# Task instructions
Below are some records. Count the lines with "الموسع" in them and give nothing but the total.

# Excerpted data
_____

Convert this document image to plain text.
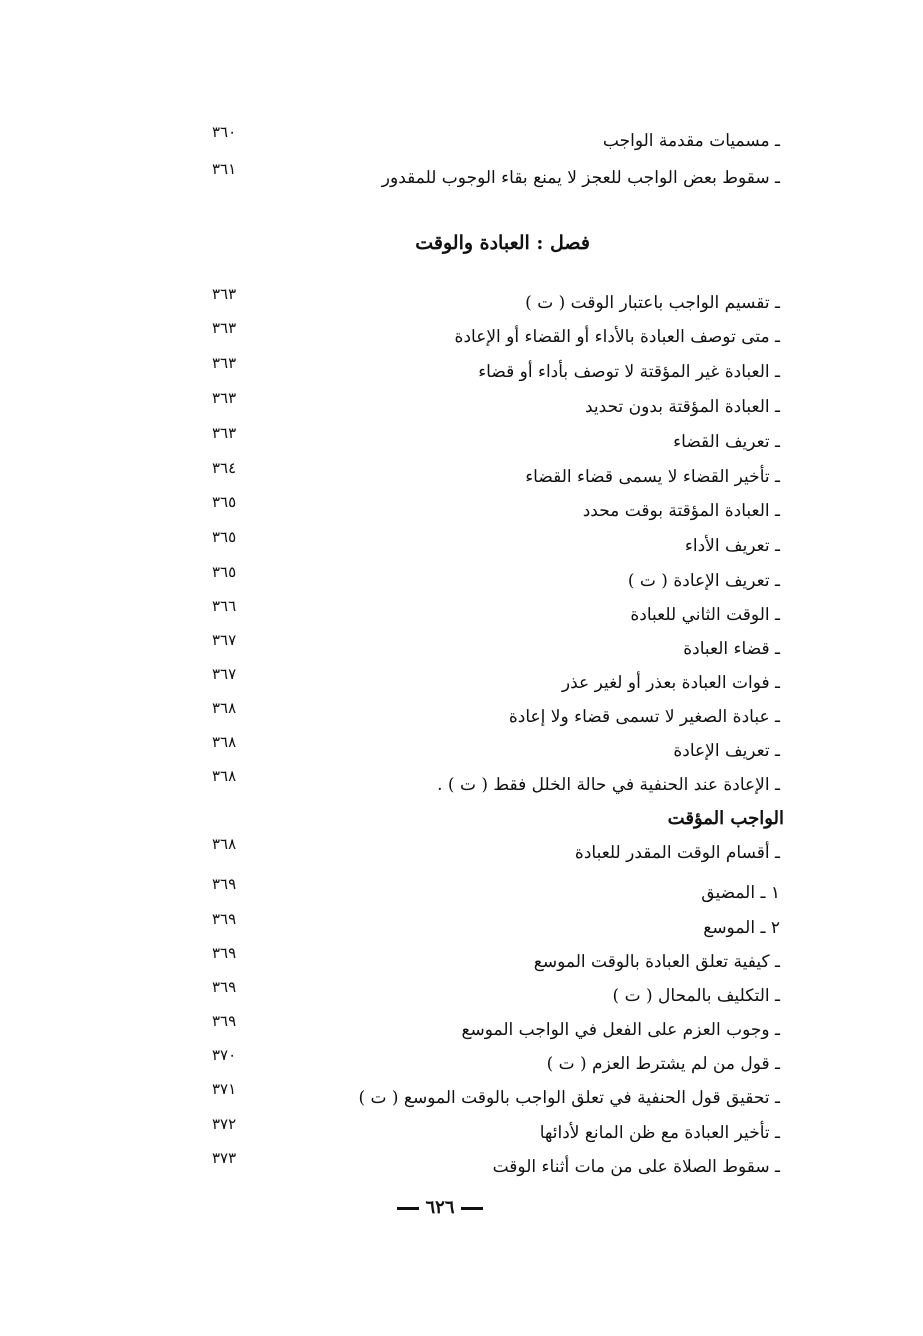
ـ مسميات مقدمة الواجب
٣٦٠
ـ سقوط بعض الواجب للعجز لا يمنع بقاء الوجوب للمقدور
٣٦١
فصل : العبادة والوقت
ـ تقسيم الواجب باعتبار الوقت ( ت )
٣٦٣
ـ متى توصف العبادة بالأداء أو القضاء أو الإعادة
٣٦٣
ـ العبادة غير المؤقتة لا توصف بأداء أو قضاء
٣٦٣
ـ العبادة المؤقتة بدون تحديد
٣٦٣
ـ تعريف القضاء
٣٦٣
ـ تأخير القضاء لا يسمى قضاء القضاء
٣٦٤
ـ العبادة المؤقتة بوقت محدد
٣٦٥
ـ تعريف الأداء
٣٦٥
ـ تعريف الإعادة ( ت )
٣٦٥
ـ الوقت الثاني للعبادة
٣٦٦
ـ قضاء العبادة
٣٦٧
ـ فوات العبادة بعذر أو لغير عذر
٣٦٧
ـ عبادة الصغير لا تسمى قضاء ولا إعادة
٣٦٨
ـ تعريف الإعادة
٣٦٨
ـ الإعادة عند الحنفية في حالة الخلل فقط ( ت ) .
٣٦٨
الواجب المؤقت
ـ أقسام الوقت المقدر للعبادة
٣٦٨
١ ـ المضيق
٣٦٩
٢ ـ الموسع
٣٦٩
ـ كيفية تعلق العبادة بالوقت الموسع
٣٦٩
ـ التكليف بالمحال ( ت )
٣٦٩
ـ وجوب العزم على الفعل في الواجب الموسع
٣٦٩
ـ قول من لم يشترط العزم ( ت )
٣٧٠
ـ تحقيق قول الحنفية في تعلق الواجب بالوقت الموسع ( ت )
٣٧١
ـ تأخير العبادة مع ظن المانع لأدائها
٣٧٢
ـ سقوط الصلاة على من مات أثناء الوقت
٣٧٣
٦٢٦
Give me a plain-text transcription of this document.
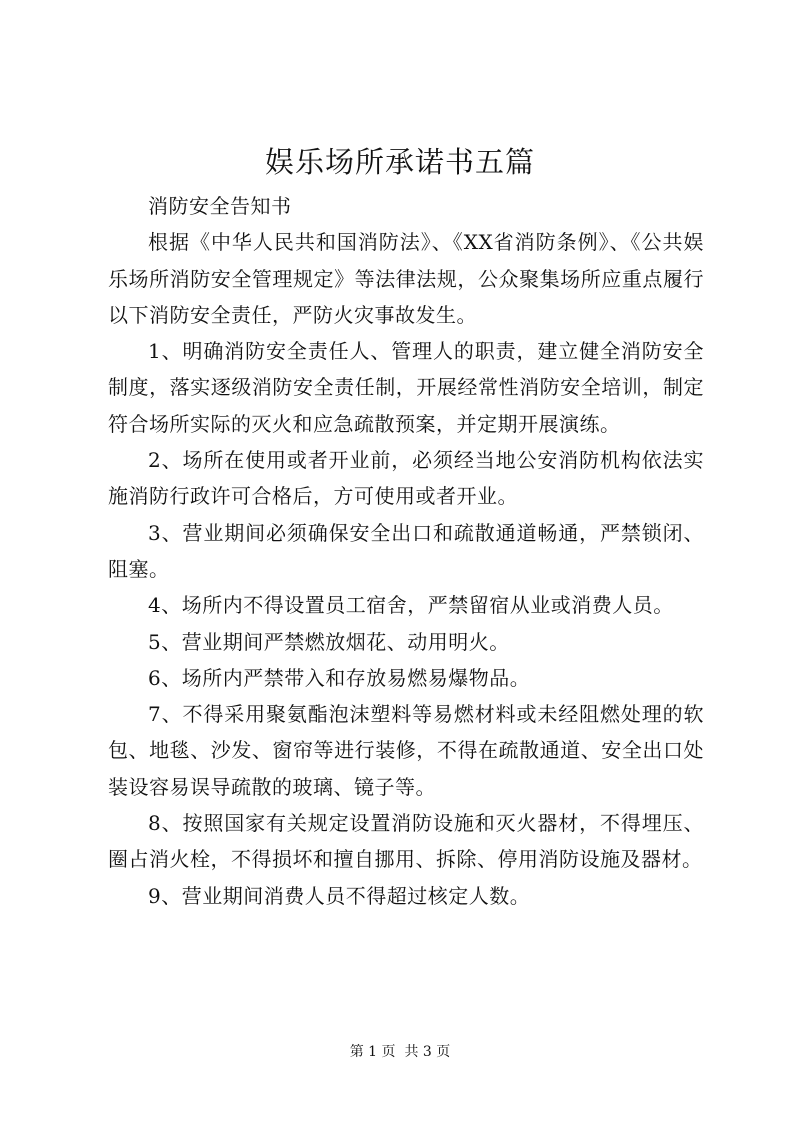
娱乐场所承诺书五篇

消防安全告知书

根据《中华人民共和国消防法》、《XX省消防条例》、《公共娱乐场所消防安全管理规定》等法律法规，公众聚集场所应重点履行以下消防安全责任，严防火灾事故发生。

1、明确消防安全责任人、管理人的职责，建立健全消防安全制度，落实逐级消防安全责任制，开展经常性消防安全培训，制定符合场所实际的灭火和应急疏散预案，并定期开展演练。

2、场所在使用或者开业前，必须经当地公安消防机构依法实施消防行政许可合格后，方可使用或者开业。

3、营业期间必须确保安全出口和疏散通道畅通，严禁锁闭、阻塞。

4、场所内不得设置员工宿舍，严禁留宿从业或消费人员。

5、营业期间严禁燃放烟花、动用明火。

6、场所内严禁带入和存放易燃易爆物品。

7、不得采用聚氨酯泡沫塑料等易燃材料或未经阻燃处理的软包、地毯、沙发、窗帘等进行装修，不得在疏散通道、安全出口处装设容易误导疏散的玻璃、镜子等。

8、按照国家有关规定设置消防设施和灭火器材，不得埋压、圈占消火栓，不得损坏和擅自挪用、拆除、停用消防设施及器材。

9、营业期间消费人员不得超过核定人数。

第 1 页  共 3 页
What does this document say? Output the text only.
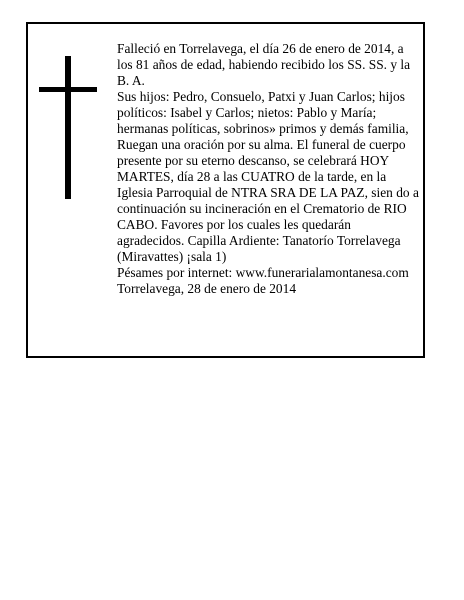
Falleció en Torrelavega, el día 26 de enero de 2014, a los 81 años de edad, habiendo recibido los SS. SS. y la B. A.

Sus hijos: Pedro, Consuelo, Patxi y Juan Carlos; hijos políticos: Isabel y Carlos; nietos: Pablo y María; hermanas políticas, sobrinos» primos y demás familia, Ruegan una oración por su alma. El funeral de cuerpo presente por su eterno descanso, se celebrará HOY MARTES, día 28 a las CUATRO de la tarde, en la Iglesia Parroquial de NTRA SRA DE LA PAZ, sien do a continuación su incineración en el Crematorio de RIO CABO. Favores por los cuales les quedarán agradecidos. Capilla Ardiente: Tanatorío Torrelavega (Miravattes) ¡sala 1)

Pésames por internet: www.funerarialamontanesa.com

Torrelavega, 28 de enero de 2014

_____

# Correct output
4